YOUR TASK
Pull each line holding the word "text" from the data.
— START RECORDS PROVIDED —
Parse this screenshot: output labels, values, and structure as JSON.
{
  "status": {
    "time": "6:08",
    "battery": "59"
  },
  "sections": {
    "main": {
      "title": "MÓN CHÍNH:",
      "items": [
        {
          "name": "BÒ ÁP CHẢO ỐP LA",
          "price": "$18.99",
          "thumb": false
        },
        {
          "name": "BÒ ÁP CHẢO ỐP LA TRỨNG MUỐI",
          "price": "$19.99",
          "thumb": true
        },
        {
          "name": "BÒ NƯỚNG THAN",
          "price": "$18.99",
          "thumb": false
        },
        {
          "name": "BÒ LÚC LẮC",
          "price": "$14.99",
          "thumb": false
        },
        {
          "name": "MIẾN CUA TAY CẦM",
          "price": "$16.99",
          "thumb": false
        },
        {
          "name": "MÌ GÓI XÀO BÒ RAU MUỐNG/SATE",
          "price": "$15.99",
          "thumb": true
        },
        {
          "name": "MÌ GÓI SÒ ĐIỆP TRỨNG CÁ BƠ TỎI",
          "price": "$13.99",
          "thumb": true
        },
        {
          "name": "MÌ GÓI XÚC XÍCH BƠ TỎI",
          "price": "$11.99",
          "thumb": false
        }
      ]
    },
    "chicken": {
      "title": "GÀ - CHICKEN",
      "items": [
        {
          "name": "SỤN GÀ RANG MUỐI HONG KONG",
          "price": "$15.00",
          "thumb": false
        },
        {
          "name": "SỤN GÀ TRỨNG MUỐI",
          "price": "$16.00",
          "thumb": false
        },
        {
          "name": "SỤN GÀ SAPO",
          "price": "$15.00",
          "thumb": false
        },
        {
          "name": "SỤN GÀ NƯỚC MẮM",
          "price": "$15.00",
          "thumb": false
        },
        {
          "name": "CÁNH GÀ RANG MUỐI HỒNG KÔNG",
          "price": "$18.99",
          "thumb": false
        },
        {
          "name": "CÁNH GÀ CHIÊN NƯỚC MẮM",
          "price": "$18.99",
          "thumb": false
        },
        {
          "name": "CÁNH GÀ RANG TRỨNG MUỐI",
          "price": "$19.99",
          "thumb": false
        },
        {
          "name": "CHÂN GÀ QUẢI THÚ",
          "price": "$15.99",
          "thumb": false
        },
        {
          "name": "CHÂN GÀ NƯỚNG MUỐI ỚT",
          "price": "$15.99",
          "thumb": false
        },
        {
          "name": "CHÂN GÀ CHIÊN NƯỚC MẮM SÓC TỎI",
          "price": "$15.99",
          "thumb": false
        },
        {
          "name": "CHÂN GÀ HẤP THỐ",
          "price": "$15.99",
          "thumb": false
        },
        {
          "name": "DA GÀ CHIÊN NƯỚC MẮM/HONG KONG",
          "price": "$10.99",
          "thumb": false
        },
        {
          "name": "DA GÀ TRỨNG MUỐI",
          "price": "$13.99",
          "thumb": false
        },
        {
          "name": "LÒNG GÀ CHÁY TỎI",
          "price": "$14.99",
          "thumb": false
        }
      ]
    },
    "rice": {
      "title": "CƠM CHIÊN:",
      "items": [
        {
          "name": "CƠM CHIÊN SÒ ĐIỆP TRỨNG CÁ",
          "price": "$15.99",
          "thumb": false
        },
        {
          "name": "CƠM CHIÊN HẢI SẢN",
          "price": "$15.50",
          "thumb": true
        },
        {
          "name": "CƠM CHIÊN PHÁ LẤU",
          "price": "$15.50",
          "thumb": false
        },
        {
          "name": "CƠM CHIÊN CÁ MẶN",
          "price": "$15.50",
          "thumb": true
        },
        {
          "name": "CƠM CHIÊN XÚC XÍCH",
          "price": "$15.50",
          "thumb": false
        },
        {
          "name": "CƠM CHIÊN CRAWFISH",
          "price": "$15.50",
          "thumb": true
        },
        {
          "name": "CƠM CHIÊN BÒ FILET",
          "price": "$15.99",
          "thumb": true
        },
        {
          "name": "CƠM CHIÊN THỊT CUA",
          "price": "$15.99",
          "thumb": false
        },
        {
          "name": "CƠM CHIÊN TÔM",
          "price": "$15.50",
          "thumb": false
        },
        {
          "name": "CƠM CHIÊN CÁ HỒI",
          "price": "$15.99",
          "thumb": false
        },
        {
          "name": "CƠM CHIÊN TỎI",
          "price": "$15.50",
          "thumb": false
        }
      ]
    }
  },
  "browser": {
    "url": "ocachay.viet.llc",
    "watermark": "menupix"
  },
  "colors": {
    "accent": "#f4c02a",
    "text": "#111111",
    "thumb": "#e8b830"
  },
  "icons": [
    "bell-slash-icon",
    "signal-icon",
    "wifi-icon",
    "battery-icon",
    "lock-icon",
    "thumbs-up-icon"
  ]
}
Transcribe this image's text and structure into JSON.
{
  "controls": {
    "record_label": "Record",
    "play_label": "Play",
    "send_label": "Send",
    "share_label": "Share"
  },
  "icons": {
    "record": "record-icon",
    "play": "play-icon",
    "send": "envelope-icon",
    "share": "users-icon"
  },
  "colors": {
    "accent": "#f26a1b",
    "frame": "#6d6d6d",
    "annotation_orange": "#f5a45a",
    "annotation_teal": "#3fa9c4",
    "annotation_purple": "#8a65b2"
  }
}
— END RECORDS PROVIDED —
WRITTEN SOLUTION
    "text": "#111111",
Transcribe this image's text and structure into JSON.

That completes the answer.